| What you will do |
In the records below, pick out all lines containing the word "name".

---- Exercise material

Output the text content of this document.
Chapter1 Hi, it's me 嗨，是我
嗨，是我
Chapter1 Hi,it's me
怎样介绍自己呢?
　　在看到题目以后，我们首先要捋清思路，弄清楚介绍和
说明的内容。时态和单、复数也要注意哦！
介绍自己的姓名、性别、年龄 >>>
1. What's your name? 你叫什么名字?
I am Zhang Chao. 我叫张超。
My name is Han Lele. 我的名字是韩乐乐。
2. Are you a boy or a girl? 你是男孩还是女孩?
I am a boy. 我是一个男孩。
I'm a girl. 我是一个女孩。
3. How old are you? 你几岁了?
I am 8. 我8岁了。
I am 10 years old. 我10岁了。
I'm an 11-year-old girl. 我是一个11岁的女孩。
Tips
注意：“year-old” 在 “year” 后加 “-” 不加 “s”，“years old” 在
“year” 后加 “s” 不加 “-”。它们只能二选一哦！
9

--------

| Solution to the problem |
1. What's your name? 你叫什么名字?
My name is Han Lele. 我的名字是韩乐乐。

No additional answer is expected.